Task goal:
Count how many lines of the data include "badge". The answer is that number and nothing else.

Input records:

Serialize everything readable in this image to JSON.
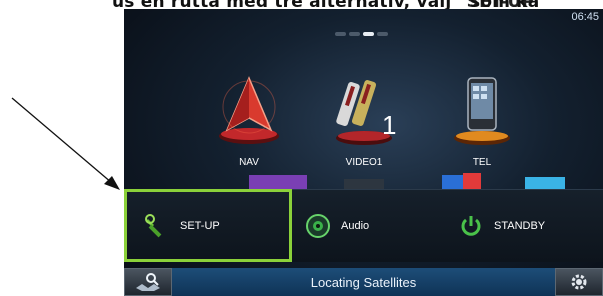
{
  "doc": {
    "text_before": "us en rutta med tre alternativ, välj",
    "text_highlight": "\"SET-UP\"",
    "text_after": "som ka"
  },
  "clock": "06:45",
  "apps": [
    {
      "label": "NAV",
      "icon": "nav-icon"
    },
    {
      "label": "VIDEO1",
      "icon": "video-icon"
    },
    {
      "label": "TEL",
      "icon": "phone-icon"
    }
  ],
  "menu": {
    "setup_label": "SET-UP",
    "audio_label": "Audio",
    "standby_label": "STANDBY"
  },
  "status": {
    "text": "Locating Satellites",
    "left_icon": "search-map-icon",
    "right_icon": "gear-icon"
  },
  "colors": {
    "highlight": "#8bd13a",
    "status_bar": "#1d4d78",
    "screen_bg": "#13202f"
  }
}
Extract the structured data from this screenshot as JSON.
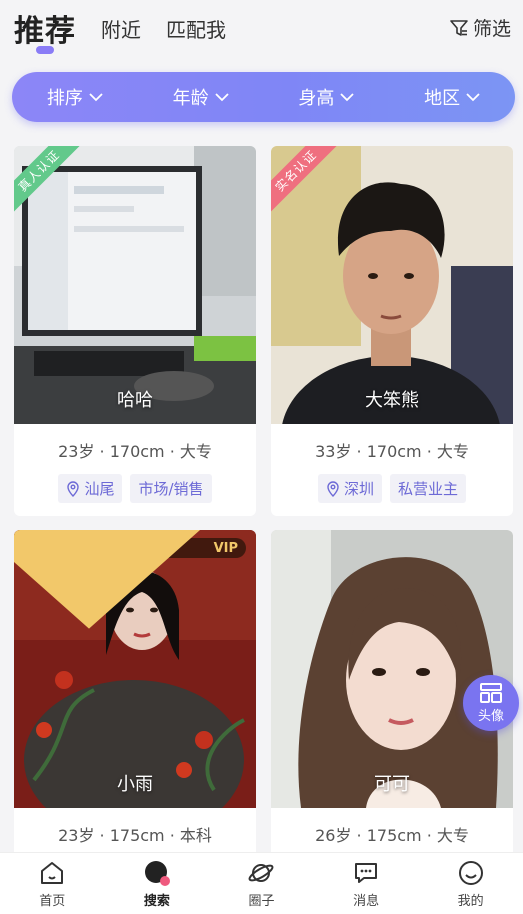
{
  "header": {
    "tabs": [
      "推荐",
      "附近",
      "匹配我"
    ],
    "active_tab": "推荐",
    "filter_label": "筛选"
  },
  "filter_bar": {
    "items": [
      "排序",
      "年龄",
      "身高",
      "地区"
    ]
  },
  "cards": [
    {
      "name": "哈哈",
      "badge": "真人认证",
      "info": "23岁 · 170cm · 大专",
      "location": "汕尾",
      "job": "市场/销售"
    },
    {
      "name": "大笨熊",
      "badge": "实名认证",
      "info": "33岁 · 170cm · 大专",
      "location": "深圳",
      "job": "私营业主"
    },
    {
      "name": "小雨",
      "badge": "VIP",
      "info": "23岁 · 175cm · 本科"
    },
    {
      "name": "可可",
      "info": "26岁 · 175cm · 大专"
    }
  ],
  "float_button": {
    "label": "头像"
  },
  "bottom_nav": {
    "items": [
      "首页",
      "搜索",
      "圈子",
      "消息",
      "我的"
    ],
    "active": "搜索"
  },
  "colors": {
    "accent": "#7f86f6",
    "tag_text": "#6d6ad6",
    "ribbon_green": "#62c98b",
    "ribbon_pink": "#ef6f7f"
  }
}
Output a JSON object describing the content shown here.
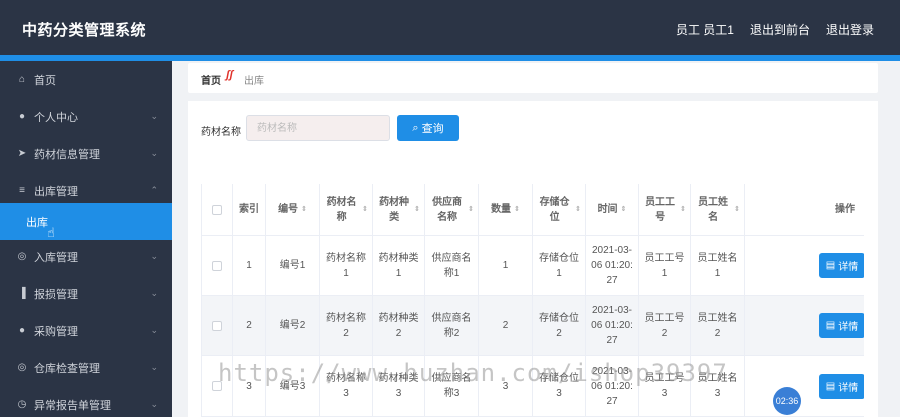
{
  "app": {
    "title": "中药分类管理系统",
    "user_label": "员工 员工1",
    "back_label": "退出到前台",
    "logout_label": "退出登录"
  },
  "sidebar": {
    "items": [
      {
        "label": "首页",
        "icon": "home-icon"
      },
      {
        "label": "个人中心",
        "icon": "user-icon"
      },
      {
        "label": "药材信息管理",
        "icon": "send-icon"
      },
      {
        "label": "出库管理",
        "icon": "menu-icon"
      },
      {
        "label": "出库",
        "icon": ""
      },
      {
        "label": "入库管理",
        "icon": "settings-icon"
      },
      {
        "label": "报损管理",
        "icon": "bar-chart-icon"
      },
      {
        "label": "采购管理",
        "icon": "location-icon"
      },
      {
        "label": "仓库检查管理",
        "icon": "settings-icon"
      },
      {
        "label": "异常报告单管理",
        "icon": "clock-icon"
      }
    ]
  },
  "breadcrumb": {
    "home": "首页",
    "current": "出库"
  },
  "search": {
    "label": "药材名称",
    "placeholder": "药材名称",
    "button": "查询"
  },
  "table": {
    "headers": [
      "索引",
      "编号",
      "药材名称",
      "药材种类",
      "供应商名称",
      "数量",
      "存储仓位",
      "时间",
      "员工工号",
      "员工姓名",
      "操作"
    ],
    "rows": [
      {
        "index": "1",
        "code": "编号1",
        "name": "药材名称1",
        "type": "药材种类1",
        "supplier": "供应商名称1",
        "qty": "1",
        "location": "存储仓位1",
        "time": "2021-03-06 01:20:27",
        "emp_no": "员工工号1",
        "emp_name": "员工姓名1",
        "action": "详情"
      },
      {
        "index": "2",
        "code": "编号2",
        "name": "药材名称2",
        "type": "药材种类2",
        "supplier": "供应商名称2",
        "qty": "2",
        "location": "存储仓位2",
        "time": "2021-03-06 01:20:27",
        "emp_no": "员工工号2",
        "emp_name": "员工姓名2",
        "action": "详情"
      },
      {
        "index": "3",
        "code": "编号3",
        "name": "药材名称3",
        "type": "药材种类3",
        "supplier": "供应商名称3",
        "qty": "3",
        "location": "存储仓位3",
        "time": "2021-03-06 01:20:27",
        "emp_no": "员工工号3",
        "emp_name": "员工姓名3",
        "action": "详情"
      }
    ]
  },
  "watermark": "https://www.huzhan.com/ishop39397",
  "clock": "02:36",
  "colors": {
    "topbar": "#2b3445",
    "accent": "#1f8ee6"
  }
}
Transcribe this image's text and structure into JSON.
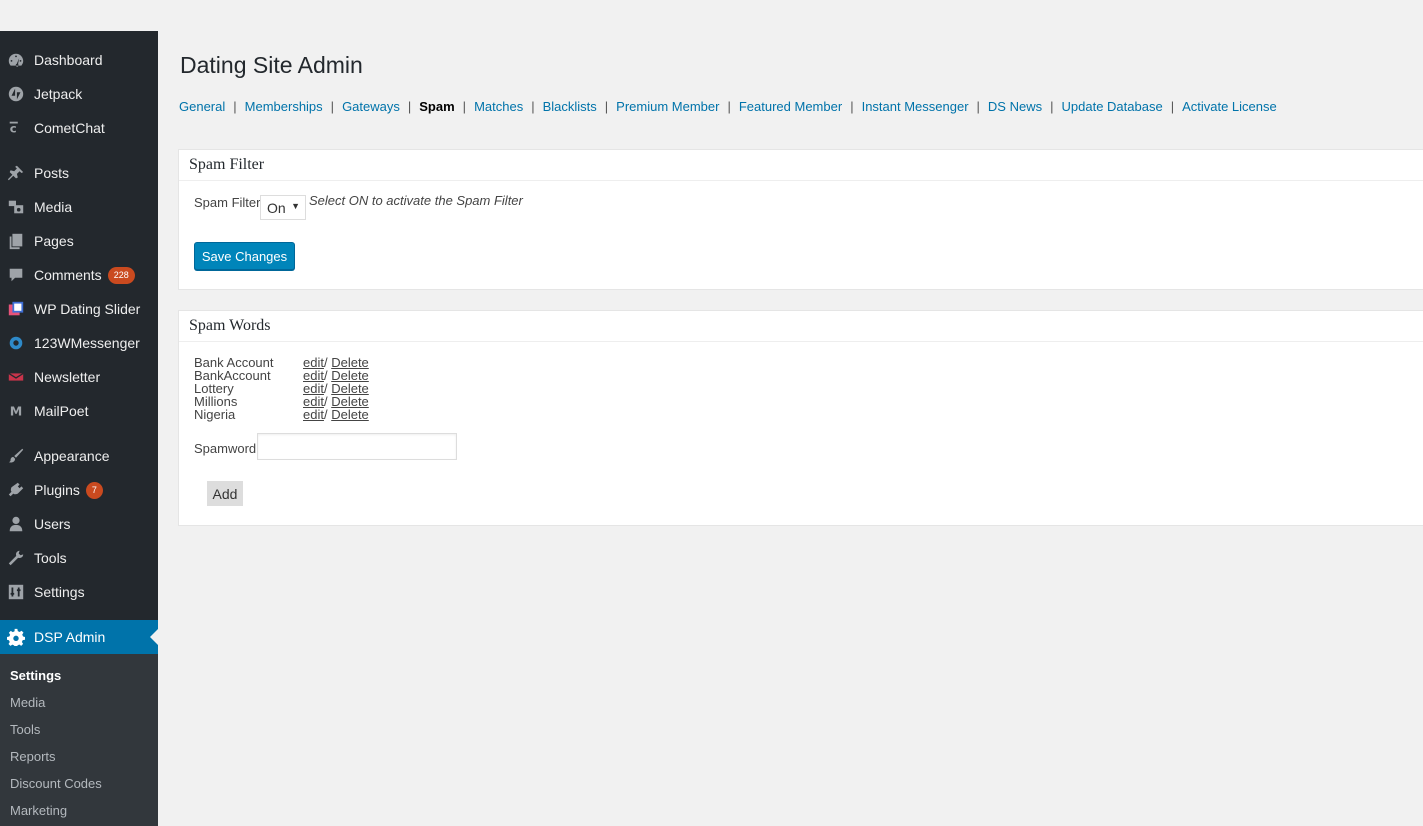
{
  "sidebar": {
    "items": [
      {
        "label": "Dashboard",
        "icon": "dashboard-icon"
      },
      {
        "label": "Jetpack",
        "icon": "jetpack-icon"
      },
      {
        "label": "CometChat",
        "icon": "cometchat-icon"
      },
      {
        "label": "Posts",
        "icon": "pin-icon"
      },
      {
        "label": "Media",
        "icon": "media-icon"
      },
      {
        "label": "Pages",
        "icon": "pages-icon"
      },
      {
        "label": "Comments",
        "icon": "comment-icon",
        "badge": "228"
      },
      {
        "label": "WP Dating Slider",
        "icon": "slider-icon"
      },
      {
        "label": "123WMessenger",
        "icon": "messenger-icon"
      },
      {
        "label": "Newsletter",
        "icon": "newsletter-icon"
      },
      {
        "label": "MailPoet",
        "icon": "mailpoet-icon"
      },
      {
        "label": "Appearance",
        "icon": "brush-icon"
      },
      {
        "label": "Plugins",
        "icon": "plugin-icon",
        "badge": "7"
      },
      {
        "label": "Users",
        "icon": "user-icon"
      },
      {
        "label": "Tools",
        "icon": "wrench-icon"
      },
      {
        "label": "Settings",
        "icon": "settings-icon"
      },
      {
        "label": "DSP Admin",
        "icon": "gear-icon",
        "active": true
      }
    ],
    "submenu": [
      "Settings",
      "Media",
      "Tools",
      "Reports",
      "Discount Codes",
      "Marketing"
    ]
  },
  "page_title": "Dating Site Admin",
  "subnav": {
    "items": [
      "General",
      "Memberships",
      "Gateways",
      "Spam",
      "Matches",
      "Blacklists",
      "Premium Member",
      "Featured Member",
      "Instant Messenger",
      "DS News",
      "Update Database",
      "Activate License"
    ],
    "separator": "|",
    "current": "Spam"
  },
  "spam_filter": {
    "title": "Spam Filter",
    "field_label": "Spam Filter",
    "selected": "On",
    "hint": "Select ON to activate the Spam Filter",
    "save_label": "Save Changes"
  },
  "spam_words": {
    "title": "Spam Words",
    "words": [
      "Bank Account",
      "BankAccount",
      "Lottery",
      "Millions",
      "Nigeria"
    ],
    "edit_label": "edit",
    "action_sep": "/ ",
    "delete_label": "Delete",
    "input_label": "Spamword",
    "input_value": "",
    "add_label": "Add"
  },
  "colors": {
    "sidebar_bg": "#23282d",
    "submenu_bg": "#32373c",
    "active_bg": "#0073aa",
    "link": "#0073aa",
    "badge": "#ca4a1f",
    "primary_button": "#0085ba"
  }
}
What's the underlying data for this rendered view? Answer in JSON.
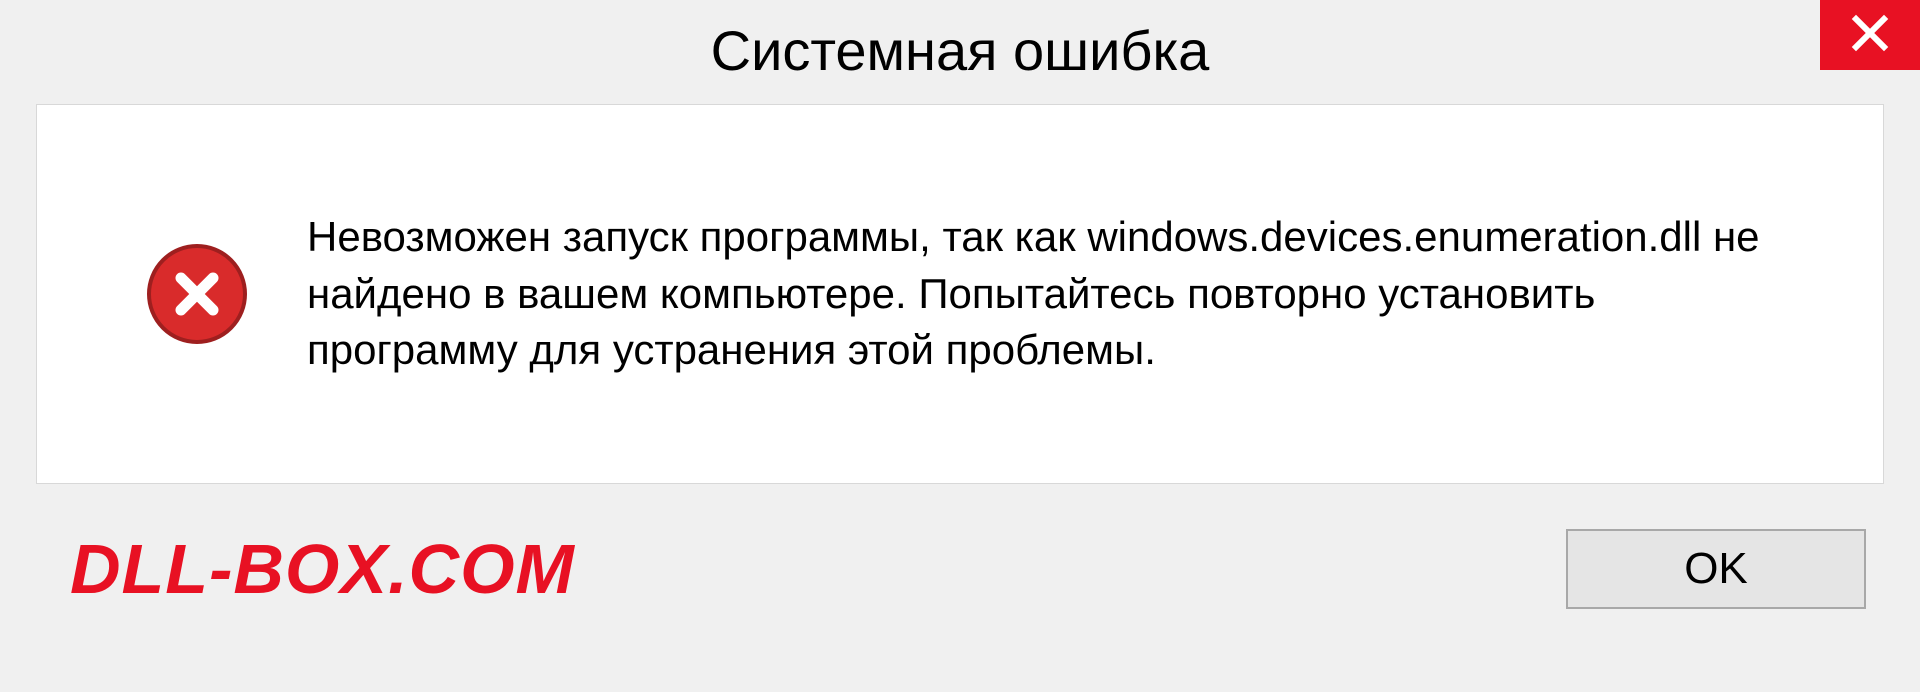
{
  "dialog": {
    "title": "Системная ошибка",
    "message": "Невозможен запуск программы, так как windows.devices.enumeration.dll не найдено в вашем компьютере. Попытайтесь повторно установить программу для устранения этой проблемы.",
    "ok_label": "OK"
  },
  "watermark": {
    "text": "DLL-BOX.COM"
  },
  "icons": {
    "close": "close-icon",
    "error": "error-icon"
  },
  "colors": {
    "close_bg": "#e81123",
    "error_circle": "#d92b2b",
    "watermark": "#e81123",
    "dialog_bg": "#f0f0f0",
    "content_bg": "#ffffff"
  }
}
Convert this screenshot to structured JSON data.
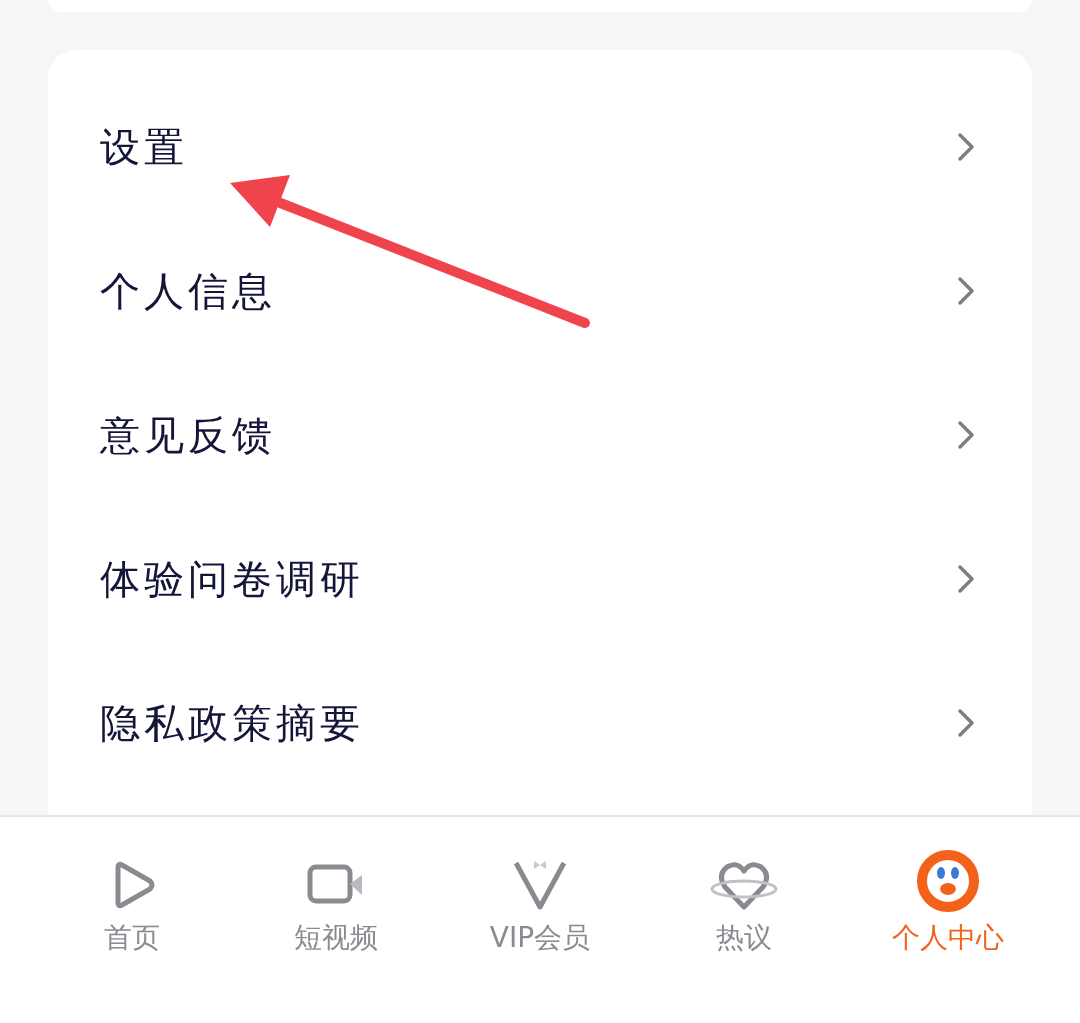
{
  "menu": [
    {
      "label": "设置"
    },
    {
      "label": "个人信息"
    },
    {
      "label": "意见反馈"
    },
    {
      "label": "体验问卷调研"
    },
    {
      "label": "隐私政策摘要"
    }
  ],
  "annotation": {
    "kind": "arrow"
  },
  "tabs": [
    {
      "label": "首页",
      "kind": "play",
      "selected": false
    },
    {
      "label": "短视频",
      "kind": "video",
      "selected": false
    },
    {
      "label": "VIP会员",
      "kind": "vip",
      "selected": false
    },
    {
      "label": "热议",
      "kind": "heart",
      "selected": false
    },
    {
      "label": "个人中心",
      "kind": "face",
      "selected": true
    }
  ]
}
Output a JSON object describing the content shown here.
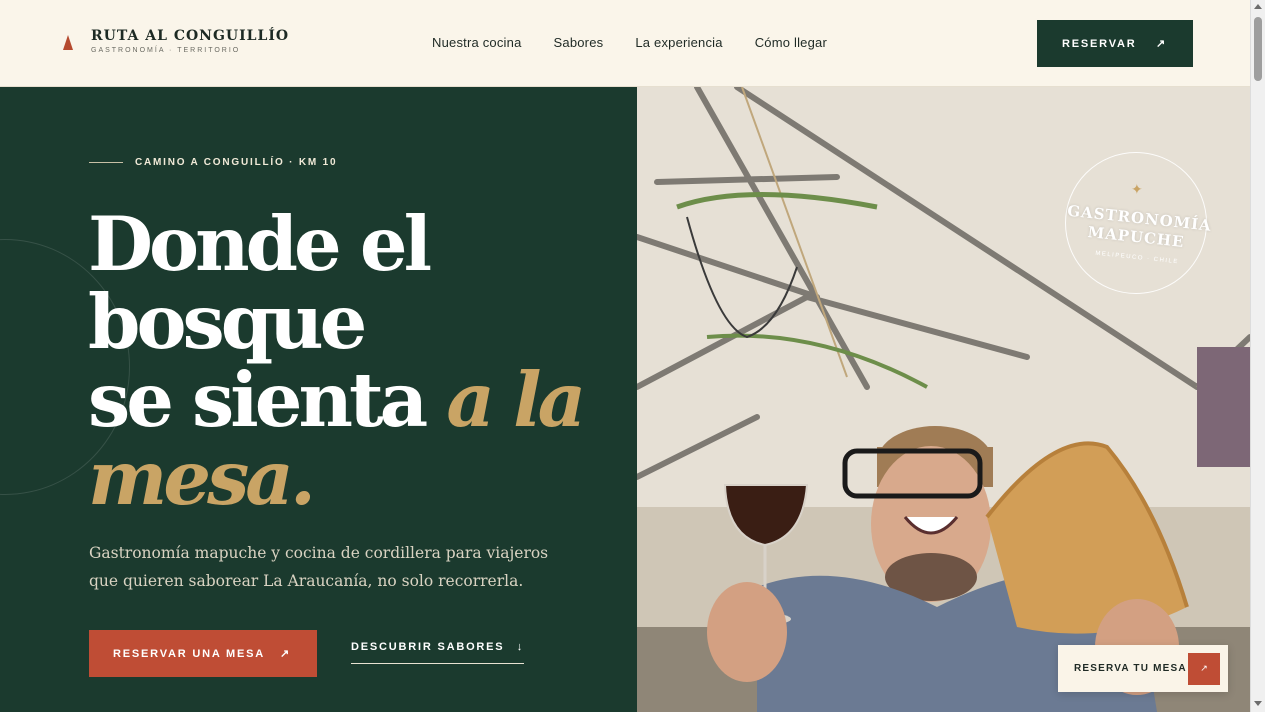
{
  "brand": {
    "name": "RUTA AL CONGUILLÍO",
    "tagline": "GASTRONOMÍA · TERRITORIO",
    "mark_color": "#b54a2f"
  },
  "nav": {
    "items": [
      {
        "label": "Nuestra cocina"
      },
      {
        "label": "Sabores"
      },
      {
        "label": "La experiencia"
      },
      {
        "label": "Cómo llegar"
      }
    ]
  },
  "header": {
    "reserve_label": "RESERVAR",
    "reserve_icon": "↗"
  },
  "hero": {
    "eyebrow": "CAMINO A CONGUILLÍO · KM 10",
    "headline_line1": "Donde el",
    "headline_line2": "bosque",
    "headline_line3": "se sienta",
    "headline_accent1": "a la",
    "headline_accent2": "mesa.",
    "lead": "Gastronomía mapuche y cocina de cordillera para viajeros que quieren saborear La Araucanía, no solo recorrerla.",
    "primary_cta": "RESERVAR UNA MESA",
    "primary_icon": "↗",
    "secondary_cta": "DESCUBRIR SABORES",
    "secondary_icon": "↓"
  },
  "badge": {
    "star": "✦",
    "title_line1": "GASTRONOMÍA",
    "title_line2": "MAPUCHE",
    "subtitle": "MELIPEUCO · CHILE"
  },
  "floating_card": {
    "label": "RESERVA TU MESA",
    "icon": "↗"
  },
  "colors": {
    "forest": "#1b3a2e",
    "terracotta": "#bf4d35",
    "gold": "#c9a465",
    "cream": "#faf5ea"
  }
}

Result of this exercise:
7